#### TASK PROMPT
Reproduce this listing in full.

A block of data

________________

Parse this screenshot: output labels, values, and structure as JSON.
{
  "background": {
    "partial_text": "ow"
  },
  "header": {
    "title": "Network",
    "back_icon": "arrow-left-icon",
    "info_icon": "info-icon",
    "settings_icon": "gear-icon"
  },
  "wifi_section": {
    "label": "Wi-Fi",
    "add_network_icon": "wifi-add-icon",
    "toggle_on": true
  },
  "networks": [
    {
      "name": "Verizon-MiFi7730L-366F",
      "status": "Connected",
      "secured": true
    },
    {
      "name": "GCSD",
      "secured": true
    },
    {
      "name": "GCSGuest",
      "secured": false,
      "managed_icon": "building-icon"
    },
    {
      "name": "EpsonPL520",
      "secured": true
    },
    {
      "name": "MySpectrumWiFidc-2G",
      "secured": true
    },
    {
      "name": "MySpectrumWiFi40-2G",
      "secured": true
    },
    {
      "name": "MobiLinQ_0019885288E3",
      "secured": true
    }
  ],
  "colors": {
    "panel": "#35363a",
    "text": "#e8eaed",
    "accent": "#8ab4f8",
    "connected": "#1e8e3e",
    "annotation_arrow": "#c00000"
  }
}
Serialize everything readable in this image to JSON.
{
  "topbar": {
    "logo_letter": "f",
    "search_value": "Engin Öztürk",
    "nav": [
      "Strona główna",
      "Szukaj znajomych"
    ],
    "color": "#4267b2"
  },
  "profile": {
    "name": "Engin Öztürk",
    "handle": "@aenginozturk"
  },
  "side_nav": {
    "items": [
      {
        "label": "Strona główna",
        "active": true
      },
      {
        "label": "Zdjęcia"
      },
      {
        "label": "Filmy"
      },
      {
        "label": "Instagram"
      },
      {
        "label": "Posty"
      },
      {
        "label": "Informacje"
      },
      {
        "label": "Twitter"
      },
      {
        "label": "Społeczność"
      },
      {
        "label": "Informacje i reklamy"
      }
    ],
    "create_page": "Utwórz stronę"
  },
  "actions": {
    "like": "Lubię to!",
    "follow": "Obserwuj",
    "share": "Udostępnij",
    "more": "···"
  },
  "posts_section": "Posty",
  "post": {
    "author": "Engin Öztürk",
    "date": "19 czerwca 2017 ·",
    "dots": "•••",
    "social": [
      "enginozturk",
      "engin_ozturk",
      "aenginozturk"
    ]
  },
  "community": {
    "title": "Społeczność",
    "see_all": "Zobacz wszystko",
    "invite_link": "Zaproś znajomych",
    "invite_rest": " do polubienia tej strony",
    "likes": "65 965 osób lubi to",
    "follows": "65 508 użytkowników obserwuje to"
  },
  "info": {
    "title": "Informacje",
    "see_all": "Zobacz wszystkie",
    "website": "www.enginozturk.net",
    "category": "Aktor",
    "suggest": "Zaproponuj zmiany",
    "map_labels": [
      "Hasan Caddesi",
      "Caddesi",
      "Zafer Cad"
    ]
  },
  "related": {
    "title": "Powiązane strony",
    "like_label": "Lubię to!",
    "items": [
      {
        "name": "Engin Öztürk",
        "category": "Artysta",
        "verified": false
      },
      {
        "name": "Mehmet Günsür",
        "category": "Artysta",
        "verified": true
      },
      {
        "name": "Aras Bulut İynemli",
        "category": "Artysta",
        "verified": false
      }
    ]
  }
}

________________

#### COMPLETE ANSWER
Parse this screenshot: output labels, values, and structure as JSON.
{
  "background": {
    "partial_text": "ow"
  },
  "header": {
    "title": "Network",
    "back_icon": "arrow-left-icon",
    "info_icon": "info-icon",
    "settings_icon": "gear-icon"
  },
  "wifi_section": {
    "label": "Wi-Fi",
    "add_network_icon": "wifi-add-icon",
    "toggle_on": true
  },
  "networks": [
    {
      "name": "Verizon-MiFi7730L-366F",
      "status": "Connected",
      "secured": true
    },
    {
      "name": "GCSD",
      "secured": true
    },
    {
      "name": "GCSGuest",
      "secured": false,
      "managed_icon": "building-icon"
    },
    {
      "name": "EpsonPL520",
      "secured": true
    },
    {
      "name": "MySpectrumWiFidc-2G",
      "secured": true
    },
    {
      "name": "MySpectrumWiFi40-2G",
      "secured": true
    },
    {
      "name": "MobiLinQ_0019885288E3",
      "secured": true
    }
  ],
  "colors": {
    "panel": "#35363a",
    "text": "#e8eaed",
    "accent": "#8ab4f8",
    "connected": "#1e8e3e",
    "annotation_arrow": "#c00000"
  }
}
Serialize everything readable in this image to JSON.
{
  "topbar": {
    "logo_letter": "f",
    "search_value": "Engin Öztürk",
    "nav": [
      "Strona główna",
      "Szukaj znajomych"
    ],
    "color": "#4267b2"
  },
  "profile": {
    "name": "Engin Öztürk",
    "handle": "@aenginozturk"
  },
  "side_nav": {
    "items": [
      {
        "label": "Strona główna",
        "active": true
      },
      {
        "label": "Zdjęcia"
      },
      {
        "label": "Filmy"
      },
      {
        "label": "Instagram"
      },
      {
        "label": "Posty"
      },
      {
        "label": "Informacje"
      },
      {
        "label": "Twitter"
      },
      {
        "label": "Społeczność"
      },
      {
        "label": "Informacje i reklamy"
      }
    ],
    "create_page": "Utwórz stronę"
  },
  "actions": {
    "like": "Lubię to!",
    "follow": "Obserwuj",
    "share": "Udostępnij",
    "more": "···"
  },
  "posts_section": "Posty",
  "post": {
    "author": "Engin Öztürk",
    "date": "19 czerwca 2017 ·",
    "dots": "•••",
    "social": [
      "enginozturk",
      "engin_ozturk",
      "aenginozturk"
    ]
  },
  "community": {
    "title": "Społeczność",
    "see_all": "Zobacz wszystko",
    "invite_link": "Zaproś znajomych",
    "invite_rest": " do polubienia tej strony",
    "likes": "65 965 osób lubi to",
    "follows": "65 508 użytkowników obserwuje to"
  },
  "info": {
    "title": "Informacje",
    "see_all": "Zobacz wszystkie",
    "website": "www.enginozturk.net",
    "category": "Aktor",
    "suggest": "Zaproponuj zmiany",
    "map_labels": [
      "Hasan Caddesi",
      "Caddesi",
      "Zafer Cad"
    ]
  },
  "related": {
    "title": "Powiązane strony",
    "like_label": "Lubię to!",
    "items": [
      {
        "name": "Engin Öztürk",
        "category": "Artysta",
        "verified": false
      },
      {
        "name": "Mehmet Günsür",
        "category": "Artysta",
        "verified": true
      },
      {
        "name": "Aras Bulut İynemli",
        "category": "Artysta",
        "verified": false
      }
    ]
  }
}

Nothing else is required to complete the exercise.